▽

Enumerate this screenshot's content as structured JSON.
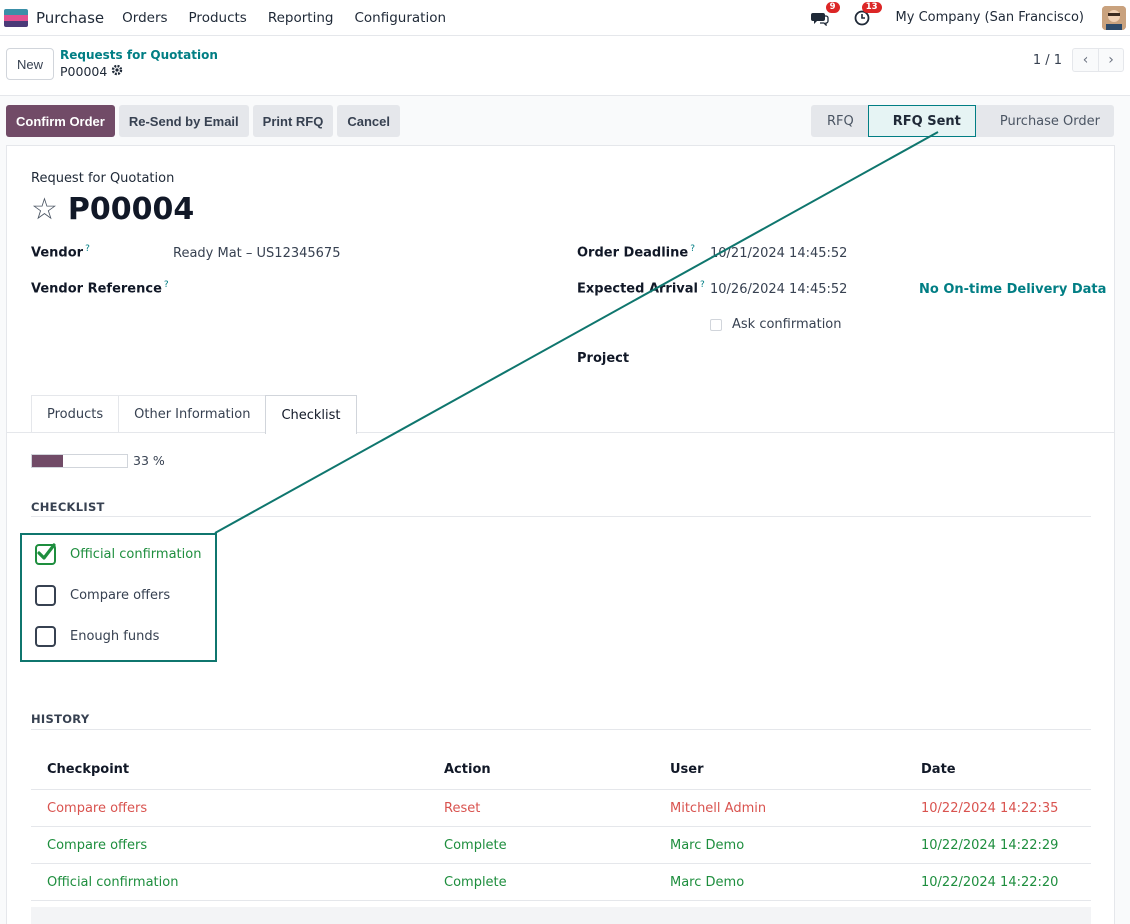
{
  "navbar": {
    "app_name": "Purchase",
    "menu": [
      "Orders",
      "Products",
      "Reporting",
      "Configuration"
    ],
    "messages_count": "9",
    "activities_count": "13",
    "company": "My Company (San Francisco)"
  },
  "control": {
    "new_label": "New",
    "breadcrumb_parent": "Requests for Quotation",
    "breadcrumb_current": "P00004",
    "pager_value": "1 / 1"
  },
  "actions": {
    "confirm": "Confirm Order",
    "resend": "Re-Send by Email",
    "print": "Print RFQ",
    "cancel": "Cancel"
  },
  "stages": {
    "rfq": "RFQ",
    "rfq_sent": "RFQ Sent",
    "purchase_order": "Purchase Order",
    "active": "RFQ Sent"
  },
  "form": {
    "label": "Request for Quotation",
    "title": "P00004",
    "vendor_label": "Vendor",
    "vendor_value": "Ready Mat – US12345675",
    "vendor_ref_label": "Vendor Reference",
    "order_deadline_label": "Order Deadline",
    "order_deadline_value": "10/21/2024 14:45:52",
    "expected_arrival_label": "Expected Arrival",
    "expected_arrival_value": "10/26/2024 14:45:52",
    "ontime_label": "No On-time Delivery Data",
    "ask_confirmation_label": "Ask confirmation",
    "project_label": "Project",
    "help_marker": "?"
  },
  "tabs": [
    "Products",
    "Other Information",
    "Checklist"
  ],
  "active_tab": "Checklist",
  "checklist": {
    "progress_percent": 33,
    "progress_text": "33 %",
    "section_title": "CHECKLIST",
    "items": [
      {
        "label": "Official confirmation",
        "checked": true
      },
      {
        "label": "Compare offers",
        "checked": false
      },
      {
        "label": "Enough funds",
        "checked": false
      }
    ]
  },
  "history": {
    "section_title": "HISTORY",
    "columns": [
      "Checkpoint",
      "Action",
      "User",
      "Date"
    ],
    "rows": [
      {
        "checkpoint": "Compare offers",
        "action": "Reset",
        "user": "Mitchell Admin",
        "date": "10/22/2024 14:22:35",
        "status": "reset"
      },
      {
        "checkpoint": "Compare offers",
        "action": "Complete",
        "user": "Marc Demo",
        "date": "10/22/2024 14:22:29",
        "status": "complete"
      },
      {
        "checkpoint": "Official confirmation",
        "action": "Complete",
        "user": "Marc Demo",
        "date": "10/22/2024 14:22:20",
        "status": "complete"
      }
    ]
  },
  "colors": {
    "brand": "#714b67",
    "accent": "#017e84",
    "success": "#1e8e3e",
    "danger": "#d9534f",
    "annotation": "#0f766e"
  }
}
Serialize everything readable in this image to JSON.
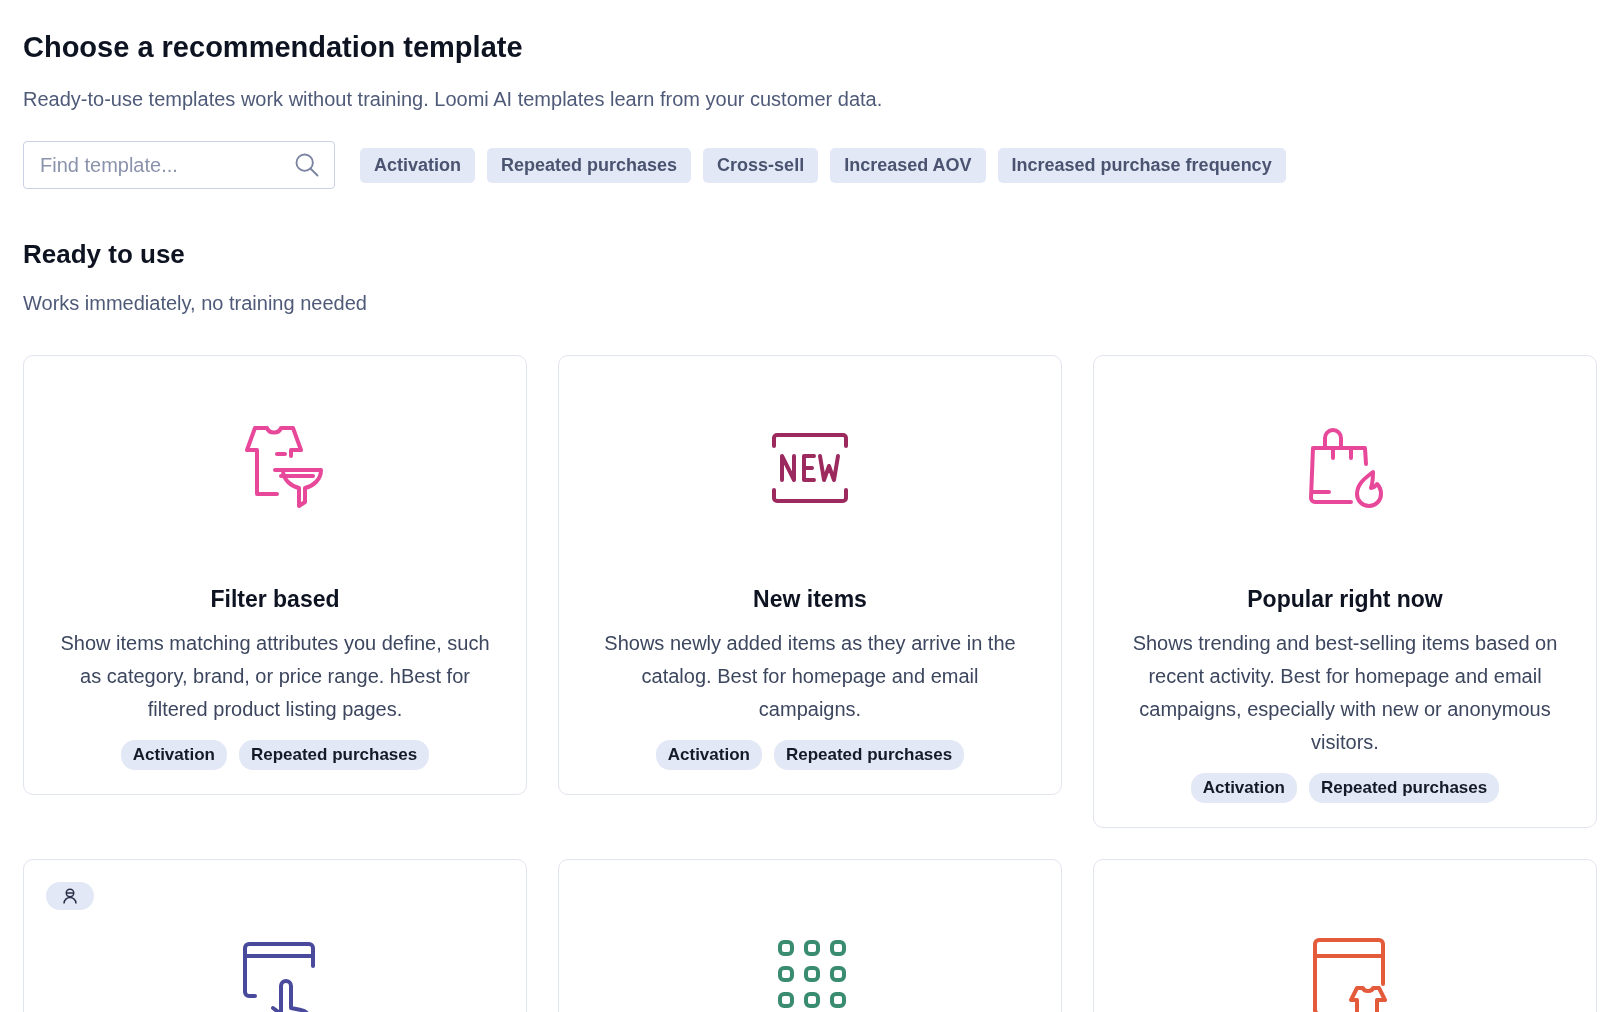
{
  "header": {
    "title": "Choose a recommendation template",
    "subtitle": "Ready-to-use templates work without training. Loomi AI templates learn from your customer data."
  },
  "search": {
    "placeholder": "Find template..."
  },
  "filters": [
    "Activation",
    "Repeated purchases",
    "Cross-sell",
    "Increased AOV",
    "Increased purchase frequency"
  ],
  "section": {
    "title": "Ready to use",
    "subtitle": "Works immediately, no training needed"
  },
  "cards": [
    {
      "title": "Filter based",
      "description": "Show items matching attributes you define, such as category, brand, or price range. hBest for filtered product listing pages.",
      "tags": [
        "Activation",
        "Repeated purchases"
      ],
      "color": "#e8489a",
      "badge": false
    },
    {
      "title": "New items",
      "description": "Shows newly added items as they arrive in the catalog. Best for homepage and email campaigns.",
      "tags": [
        "Activation",
        "Repeated purchases"
      ],
      "color": "#9c2a5e",
      "badge": false
    },
    {
      "title": "Popular right now",
      "description": "Shows trending and best-selling items based on recent activity. Best for homepage and email campaigns, especially with new or anonymous visitors.",
      "tags": [
        "Activation",
        "Repeated purchases"
      ],
      "color": "#e8489a",
      "badge": false
    },
    {
      "color": "#4a4a9c",
      "badge": true
    },
    {
      "color": "#3a8c70",
      "badge": false
    },
    {
      "color": "#e35b3a",
      "badge": false
    }
  ]
}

△

Task statement: Exclude the pictures and repeat every other part of the records word for word.

Result of this task:
Enumerate this screenshot's content as structured JSON.
{
  "navbar": {
    "app_name": "Purchase",
    "menu": [
      "Orders",
      "Products",
      "Reporting",
      "Configuration"
    ],
    "messages_count": "9",
    "activities_count": "13",
    "company": "My Company (San Francisco)"
  },
  "control": {
    "new_label": "New",
    "breadcrumb_parent": "Requests for Quotation",
    "breadcrumb_current": "P00004",
    "pager_value": "1 / 1"
  },
  "actions": {
    "confirm": "Confirm Order",
    "resend": "Re-Send by Email",
    "print": "Print RFQ",
    "cancel": "Cancel"
  },
  "stages": {
    "rfq": "RFQ",
    "rfq_sent": "RFQ Sent",
    "purchase_order": "Purchase Order",
    "active": "RFQ Sent"
  },
  "form": {
    "label": "Request for Quotation",
    "title": "P00004",
    "vendor_label": "Vendor",
    "vendor_value": "Ready Mat – US12345675",
    "vendor_ref_label": "Vendor Reference",
    "order_deadline_label": "Order Deadline",
    "order_deadline_value": "10/21/2024 14:45:52",
    "expected_arrival_label": "Expected Arrival",
    "expected_arrival_value": "10/26/2024 14:45:52",
    "ontime_label": "No On-time Delivery Data",
    "ask_confirmation_label": "Ask confirmation",
    "project_label": "Project",
    "help_marker": "?"
  },
  "tabs": [
    "Products",
    "Other Information",
    "Checklist"
  ],
  "active_tab": "Checklist",
  "checklist": {
    "progress_percent": 33,
    "progress_text": "33 %",
    "section_title": "CHECKLIST",
    "items": [
      {
        "label": "Official confirmation",
        "checked": true
      },
      {
        "label": "Compare offers",
        "checked": false
      },
      {
        "label": "Enough funds",
        "checked": false
      }
    ]
  },
  "history": {
    "section_title": "HISTORY",
    "columns": [
      "Checkpoint",
      "Action",
      "User",
      "Date"
    ],
    "rows": [
      {
        "checkpoint": "Compare offers",
        "action": "Reset",
        "user": "Mitchell Admin",
        "date": "10/22/2024 14:22:35",
        "status": "reset"
      },
      {
        "checkpoint": "Compare offers",
        "action": "Complete",
        "user": "Marc Demo",
        "date": "10/22/2024 14:22:29",
        "status": "complete"
      },
      {
        "checkpoint": "Official confirmation",
        "action": "Complete",
        "user": "Marc Demo",
        "date": "10/22/2024 14:22:20",
        "status": "complete"
      }
    ]
  },
  "colors": {
    "brand": "#714b67",
    "accent": "#017e84",
    "success": "#1e8e3e",
    "danger": "#d9534f",
    "annotation": "#0f766e"
  }
}
Serialize everything readable in this image to JSON.
{
  "header": {
    "title": "Choose a recommendation template",
    "subtitle": "Ready-to-use templates work without training. Loomi AI templates learn from your customer data."
  },
  "search": {
    "placeholder": "Find template..."
  },
  "filters": [
    "Activation",
    "Repeated purchases",
    "Cross-sell",
    "Increased AOV",
    "Increased purchase frequency"
  ],
  "section": {
    "title": "Ready to use",
    "subtitle": "Works immediately, no training needed"
  },
  "cards": [
    {
      "title": "Filter based",
      "description": "Show items matching attributes you define, such as category, brand, or price range. hBest for filtered product listing pages.",
      "tags": [
        "Activation",
        "Repeated purchases"
      ],
      "color": "#e8489a",
      "badge": false
    },
    {
      "title": "New items",
      "description": "Shows newly added items as they arrive in the catalog. Best for homepage and email campaigns.",
      "tags": [
        "Activation",
        "Repeated purchases"
      ],
      "color": "#9c2a5e",
      "badge": false
    },
    {
      "title": "Popular right now",
      "description": "Shows trending and best-selling items based on recent activity. Best for homepage and email campaigns, especially with new or anonymous visitors.",
      "tags": [
        "Activation",
        "Repeated purchases"
      ],
      "color": "#e8489a",
      "badge": false
    },
    {
      "color": "#4a4a9c",
      "badge": true
    },
    {
      "color": "#3a8c70",
      "badge": false
    },
    {
      "color": "#e35b3a",
      "badge": false
    }
  ]
}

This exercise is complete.